### Task prompt
Write the material out again exactly as it stands.

---- Rows

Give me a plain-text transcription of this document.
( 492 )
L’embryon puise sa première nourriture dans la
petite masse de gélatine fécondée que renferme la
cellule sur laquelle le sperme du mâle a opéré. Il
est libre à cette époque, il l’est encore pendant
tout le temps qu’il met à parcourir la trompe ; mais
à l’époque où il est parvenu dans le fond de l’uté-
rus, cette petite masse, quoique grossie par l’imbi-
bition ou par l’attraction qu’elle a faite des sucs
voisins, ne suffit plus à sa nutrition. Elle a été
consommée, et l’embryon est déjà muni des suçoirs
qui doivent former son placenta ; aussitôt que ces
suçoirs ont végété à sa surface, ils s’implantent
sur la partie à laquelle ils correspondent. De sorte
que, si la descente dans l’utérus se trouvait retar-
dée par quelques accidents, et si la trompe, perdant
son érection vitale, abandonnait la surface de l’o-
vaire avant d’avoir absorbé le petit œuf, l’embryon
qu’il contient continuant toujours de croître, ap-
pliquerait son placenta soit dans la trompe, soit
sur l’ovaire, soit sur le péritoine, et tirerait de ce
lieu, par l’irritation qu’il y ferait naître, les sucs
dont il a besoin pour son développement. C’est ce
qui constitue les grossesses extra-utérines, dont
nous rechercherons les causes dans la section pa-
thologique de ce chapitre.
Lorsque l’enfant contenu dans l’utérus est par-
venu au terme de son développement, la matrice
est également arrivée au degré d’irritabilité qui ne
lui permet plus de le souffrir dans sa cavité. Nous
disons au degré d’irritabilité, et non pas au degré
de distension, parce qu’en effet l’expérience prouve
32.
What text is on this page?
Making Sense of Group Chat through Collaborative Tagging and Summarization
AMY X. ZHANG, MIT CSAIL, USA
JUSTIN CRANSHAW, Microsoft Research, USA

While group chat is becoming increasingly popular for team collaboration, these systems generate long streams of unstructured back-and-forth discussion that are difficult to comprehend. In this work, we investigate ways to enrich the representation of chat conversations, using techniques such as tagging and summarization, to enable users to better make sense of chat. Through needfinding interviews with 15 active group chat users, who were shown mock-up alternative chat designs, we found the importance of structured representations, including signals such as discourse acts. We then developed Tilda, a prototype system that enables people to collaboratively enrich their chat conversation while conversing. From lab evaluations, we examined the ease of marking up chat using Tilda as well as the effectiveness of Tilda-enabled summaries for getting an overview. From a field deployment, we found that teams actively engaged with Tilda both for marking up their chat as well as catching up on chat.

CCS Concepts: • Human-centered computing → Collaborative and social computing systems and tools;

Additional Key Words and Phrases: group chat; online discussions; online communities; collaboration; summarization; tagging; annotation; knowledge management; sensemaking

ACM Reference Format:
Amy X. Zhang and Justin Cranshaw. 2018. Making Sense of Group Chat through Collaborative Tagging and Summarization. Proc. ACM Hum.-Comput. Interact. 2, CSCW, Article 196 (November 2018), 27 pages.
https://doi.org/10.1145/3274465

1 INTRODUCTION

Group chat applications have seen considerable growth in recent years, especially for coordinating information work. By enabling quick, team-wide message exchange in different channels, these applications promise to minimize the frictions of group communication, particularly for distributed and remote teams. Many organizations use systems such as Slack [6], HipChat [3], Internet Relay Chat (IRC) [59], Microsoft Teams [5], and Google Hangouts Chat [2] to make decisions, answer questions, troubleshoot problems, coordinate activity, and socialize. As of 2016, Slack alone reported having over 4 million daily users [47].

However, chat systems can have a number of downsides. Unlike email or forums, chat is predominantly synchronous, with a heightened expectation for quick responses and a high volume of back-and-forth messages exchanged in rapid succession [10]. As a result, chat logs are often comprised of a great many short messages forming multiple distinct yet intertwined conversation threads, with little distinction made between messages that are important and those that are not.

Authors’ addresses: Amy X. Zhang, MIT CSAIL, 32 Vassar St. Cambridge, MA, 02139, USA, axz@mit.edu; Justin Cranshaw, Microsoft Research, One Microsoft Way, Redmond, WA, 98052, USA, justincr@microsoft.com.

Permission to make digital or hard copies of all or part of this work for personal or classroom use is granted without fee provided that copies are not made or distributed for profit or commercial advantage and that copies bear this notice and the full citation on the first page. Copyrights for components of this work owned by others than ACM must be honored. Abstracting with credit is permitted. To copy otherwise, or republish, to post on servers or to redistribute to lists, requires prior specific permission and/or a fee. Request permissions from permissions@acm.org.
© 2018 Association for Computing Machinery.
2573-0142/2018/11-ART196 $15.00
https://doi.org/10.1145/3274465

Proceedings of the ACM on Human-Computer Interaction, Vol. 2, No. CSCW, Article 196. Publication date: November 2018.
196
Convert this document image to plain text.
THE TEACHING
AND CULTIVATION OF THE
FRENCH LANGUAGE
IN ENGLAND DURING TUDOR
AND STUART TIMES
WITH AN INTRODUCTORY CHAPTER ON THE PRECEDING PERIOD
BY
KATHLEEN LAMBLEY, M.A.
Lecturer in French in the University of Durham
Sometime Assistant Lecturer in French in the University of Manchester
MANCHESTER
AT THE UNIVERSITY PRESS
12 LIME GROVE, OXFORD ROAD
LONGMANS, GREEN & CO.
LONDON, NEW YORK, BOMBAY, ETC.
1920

--------

### Output for this task
Give me a plain-text transcription of this document.
( 492 )
L’embryon puise sa première nourriture dans la
petite masse de gélatine fécondée que renferme la
cellule sur laquelle le sperme du mâle a opéré. Il
est libre à cette époque, il l’est encore pendant
tout le temps qu’il met à parcourir la trompe ; mais
à l’époque où il est parvenu dans le fond de l’uté-
rus, cette petite masse, quoique grossie par l’imbi-
bition ou par l’attraction qu’elle a faite des sucs
voisins, ne suffit plus à sa nutrition. Elle a été
consommée, et l’embryon est déjà muni des suçoirs
qui doivent former son placenta ; aussitôt que ces
suçoirs ont végété à sa surface, ils s’implantent
sur la partie à laquelle ils correspondent. De sorte
que, si la descente dans l’utérus se trouvait retar-
dée par quelques accidents, et si la trompe, perdant
son érection vitale, abandonnait la surface de l’o-
vaire avant d’avoir absorbé le petit œuf, l’embryon
qu’il contient continuant toujours de croître, ap-
pliquerait son placenta soit dans la trompe, soit
sur l’ovaire, soit sur le péritoine, et tirerait de ce
lieu, par l’irritation qu’il y ferait naître, les sucs
dont il a besoin pour son développement. C’est ce
qui constitue les grossesses extra-utérines, dont
nous rechercherons les causes dans la section pa-
thologique de ce chapitre.
Lorsque l’enfant contenu dans l’utérus est par-
venu au terme de son développement, la matrice
est également arrivée au degré d’irritabilité qui ne
lui permet plus de le souffrir dans sa cavité. Nous
disons au degré d’irritabilité, et non pas au degré
de distension, parce qu’en effet l’expérience prouve
32.
What text is on this page?
Making Sense of Group Chat through Collaborative Tagging and Summarization
AMY X. ZHANG, MIT CSAIL, USA
JUSTIN CRANSHAW, Microsoft Research, USA

While group chat is becoming increasingly popular for team collaboration, these systems generate long streams of unstructured back-and-forth discussion that are difficult to comprehend. In this work, we investigate ways to enrich the representation of chat conversations, using techniques such as tagging and summarization, to enable users to better make sense of chat. Through needfinding interviews with 15 active group chat users, who were shown mock-up alternative chat designs, we found the importance of structured representations, including signals such as discourse acts. We then developed Tilda, a prototype system that enables people to collaboratively enrich their chat conversation while conversing. From lab evaluations, we examined the ease of marking up chat using Tilda as well as the effectiveness of Tilda-enabled summaries for getting an overview. From a field deployment, we found that teams actively engaged with Tilda both for marking up their chat as well as catching up on chat.

CCS Concepts: • Human-centered computing → Collaborative and social computing systems and tools;

Additional Key Words and Phrases: group chat; online discussions; online communities; collaboration; summarization; tagging; annotation; knowledge management; sensemaking

ACM Reference Format:
Amy X. Zhang and Justin Cranshaw. 2018. Making Sense of Group Chat through Collaborative Tagging and Summarization. Proc. ACM Hum.-Comput. Interact. 2, CSCW, Article 196 (November 2018), 27 pages.
https://doi.org/10.1145/3274465

1 INTRODUCTION

Group chat applications have seen considerable growth in recent years, especially for coordinating information work. By enabling quick, team-wide message exchange in different channels, these applications promise to minimize the frictions of group communication, particularly for distributed and remote teams. Many organizations use systems such as Slack [6], HipChat [3], Internet Relay Chat (IRC) [59], Microsoft Teams [5], and Google Hangouts Chat [2] to make decisions, answer questions, troubleshoot problems, coordinate activity, and socialize. As of 2016, Slack alone reported having over 4 million daily users [47].

However, chat systems can have a number of downsides. Unlike email or forums, chat is predominantly synchronous, with a heightened expectation for quick responses and a high volume of back-and-forth messages exchanged in rapid succession [10]. As a result, chat logs are often comprised of a great many short messages forming multiple distinct yet intertwined conversation threads, with little distinction made between messages that are important and those that are not.

Authors’ addresses: Amy X. Zhang, MIT CSAIL, 32 Vassar St. Cambridge, MA, 02139, USA, axz@mit.edu; Justin Cranshaw, Microsoft Research, One Microsoft Way, Redmond, WA, 98052, USA, justincr@microsoft.com.

Permission to make digital or hard copies of all or part of this work for personal or classroom use is granted without fee provided that copies are not made or distributed for profit or commercial advantage and that copies bear this notice and the full citation on the first page. Copyrights for components of this work owned by others than ACM must be honored. Abstracting with credit is permitted. To copy otherwise, or republish, to post on servers or to redistribute to lists, requires prior specific permission and/or a fee. Request permissions from permissions@acm.org.
© 2018 Association for Computing Machinery.
2573-0142/2018/11-ART196 $15.00
https://doi.org/10.1145/3274465

Proceedings of the ACM on Human-Computer Interaction, Vol. 2, No. CSCW, Article 196. Publication date: November 2018.
196
Convert this document image to plain text.
THE TEACHING
AND CULTIVATION OF THE
FRENCH LANGUAGE
IN ENGLAND DURING TUDOR
AND STUART TIMES
WITH AN INTRODUCTORY CHAPTER ON THE PRECEDING PERIOD
BY
KATHLEEN LAMBLEY, M.A.
Lecturer in French in the University of Durham
Sometime Assistant Lecturer in French in the University of Manchester
MANCHESTER
AT THE UNIVERSITY PRESS
12 LIME GROVE, OXFORD ROAD
LONGMANS, GREEN & CO.
LONDON, NEW YORK, BOMBAY, ETC.
1920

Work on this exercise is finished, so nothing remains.